### INPUT
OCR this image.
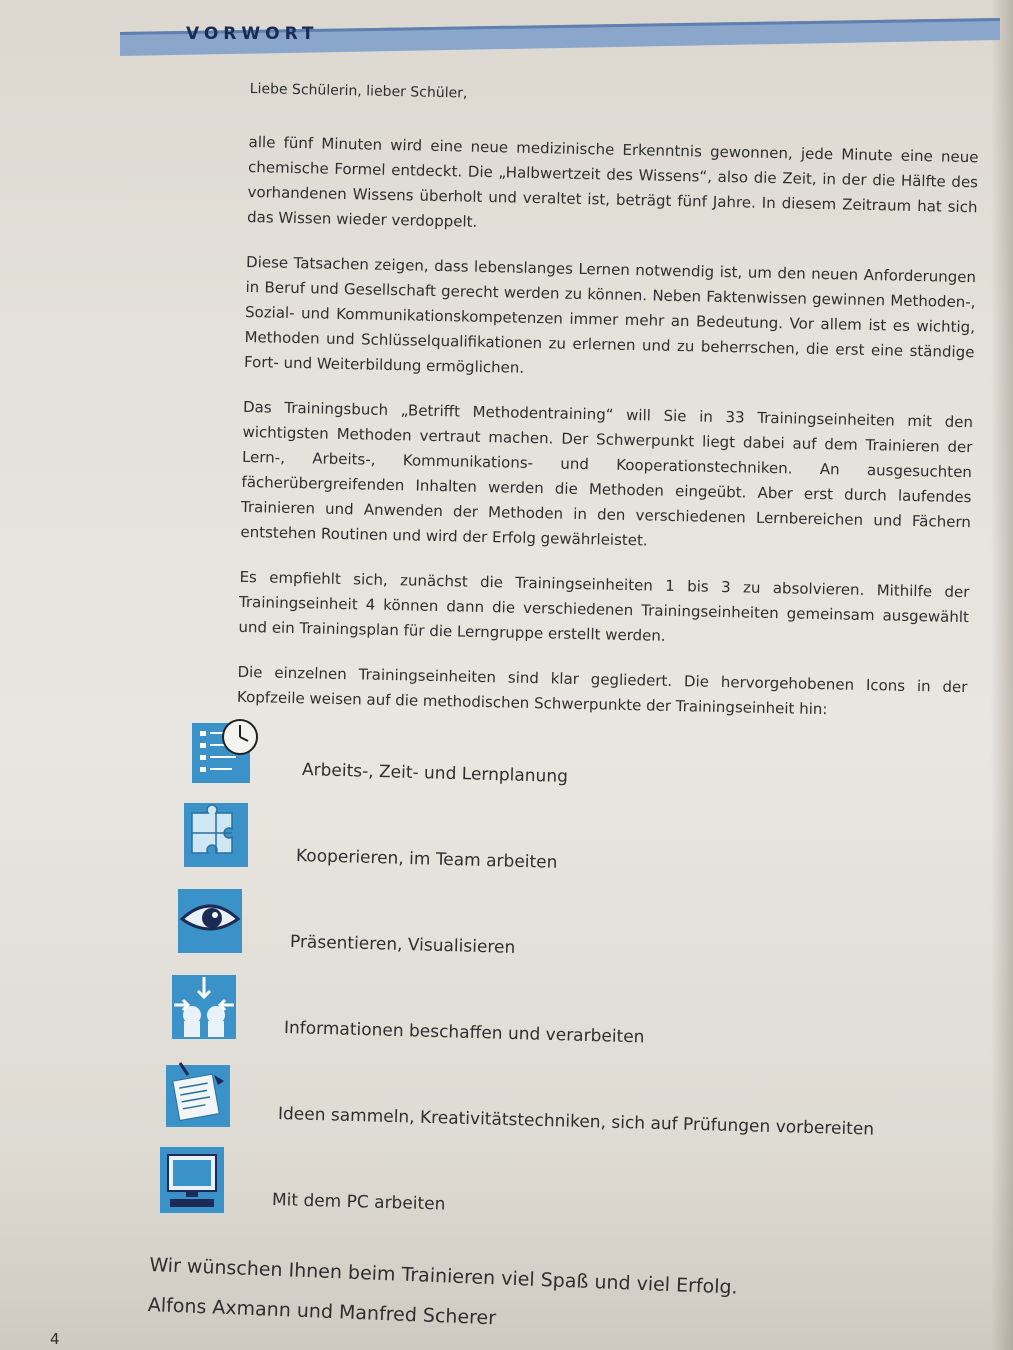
VORWORT
Liebe Schülerin, lieber Schüler,

alle fünf Minuten wird eine neue medizinische Erkenntnis gewonnen, jede Minute eine neue chemische Formel entdeckt. Die „Halbwertzeit des Wissens“, also die Zeit, in der die Hälfte des vorhandenen Wissens überholt und veraltet ist, beträgt fünf Jahre. In diesem Zeitraum hat sich das Wissen wieder verdoppelt.

Diese Tatsachen zeigen, dass lebenslanges Lernen notwendig ist, um den neuen Anforderungen in Beruf und Gesellschaft gerecht werden zu können. Neben Faktenwissen gewinnen Methoden-, Sozial- und Kommunikationskompetenzen immer mehr an Bedeutung. Vor allem ist es wichtig, Methoden und Schlüsselqualifikationen zu erlernen und zu beherrschen, die erst eine ständige Fort- und Weiterbildung ermöglichen.

Das Trainingsbuch „Betrifft Methodentraining“ will Sie in 33 Trainingseinheiten mit den wichtigsten Methoden vertraut machen. Der Schwerpunkt liegt dabei auf dem Trainieren der Lern-, Arbeits-, Kommunikations- und Kooperationstechniken. An ausgesuchten fächerübergreifenden Inhalten werden die Methoden eingeübt. Aber erst durch laufendes Trainieren und Anwenden der Methoden in den verschiedenen Lernbereichen und Fächern entstehen Routinen und wird der Erfolg gewährleistet.

Es empfiehlt sich, zunächst die Trainingseinheiten 1 bis 3 zu absolvieren. Mithilfe der Trainingseinheit 4 können dann die verschiedenen Trainingseinheiten gemeinsam ausgewählt und ein Trainingsplan für die Lerngruppe erstellt werden.

Die einzelnen Trainingseinheiten sind klar gegliedert. Die hervorgehobenen Icons in der Kopfzeile weisen auf die methodischen Schwerpunkte der Trainingseinheit hin:

Arbeits-, Zeit- und Lernplanung
Kooperieren, im Team arbeiten
Präsentieren, Visualisieren
Informationen beschaffen und verarbeiten
Ideen sammeln, Kreativitätstechniken, sich auf Prüfungen vorbereiten
Mit dem PC arbeiten
Wir wünschen Ihnen beim Trainieren viel Spaß und viel Erfolg.
Alfons Axmann und Manfred Scherer
4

### EXERCISE AIM
Copy all the lines of data exactly as they appear, dropping any images.

### EXERCISE SOLUTION
OCR this image.
VORWORT
Liebe Schülerin, lieber Schüler,

alle fünf Minuten wird eine neue medizinische Erkenntnis gewonnen, jede Minute eine neue chemische Formel entdeckt. Die „Halbwertzeit des Wissens“, also die Zeit, in der die Hälfte des vorhandenen Wissens überholt und veraltet ist, beträgt fünf Jahre. In diesem Zeitraum hat sich das Wissen wieder verdoppelt.

Diese Tatsachen zeigen, dass lebenslanges Lernen notwendig ist, um den neuen Anforderungen in Beruf und Gesellschaft gerecht werden zu können. Neben Faktenwissen gewinnen Methoden-, Sozial- und Kommunikationskompetenzen immer mehr an Bedeutung. Vor allem ist es wichtig, Methoden und Schlüsselqualifikationen zu erlernen und zu beherrschen, die erst eine ständige Fort- und Weiterbildung ermöglichen.

Das Trainingsbuch „Betrifft Methodentraining“ will Sie in 33 Trainingseinheiten mit den wichtigsten Methoden vertraut machen. Der Schwerpunkt liegt dabei auf dem Trainieren der Lern-, Arbeits-, Kommunikations- und Kooperationstechniken. An ausgesuchten fächerübergreifenden Inhalten werden die Methoden eingeübt. Aber erst durch laufendes Trainieren und Anwenden der Methoden in den verschiedenen Lernbereichen und Fächern entstehen Routinen und wird der Erfolg gewährleistet.

Es empfiehlt sich, zunächst die Trainingseinheiten 1 bis 3 zu absolvieren. Mithilfe der Trainingseinheit 4 können dann die verschiedenen Trainingseinheiten gemeinsam ausgewählt und ein Trainingsplan für die Lerngruppe erstellt werden.

Die einzelnen Trainingseinheiten sind klar gegliedert. Die hervorgehobenen Icons in der Kopfzeile weisen auf die methodischen Schwerpunkte der Trainingseinheit hin:

Arbeits-, Zeit- und Lernplanung
Kooperieren, im Team arbeiten
Präsentieren, Visualisieren
Informationen beschaffen und verarbeiten
Ideen sammeln, Kreativitätstechniken, sich auf Prüfungen vorbereiten
Mit dem PC arbeiten
Wir wünschen Ihnen beim Trainieren viel Spaß und viel Erfolg.
Alfons Axmann und Manfred Scherer
4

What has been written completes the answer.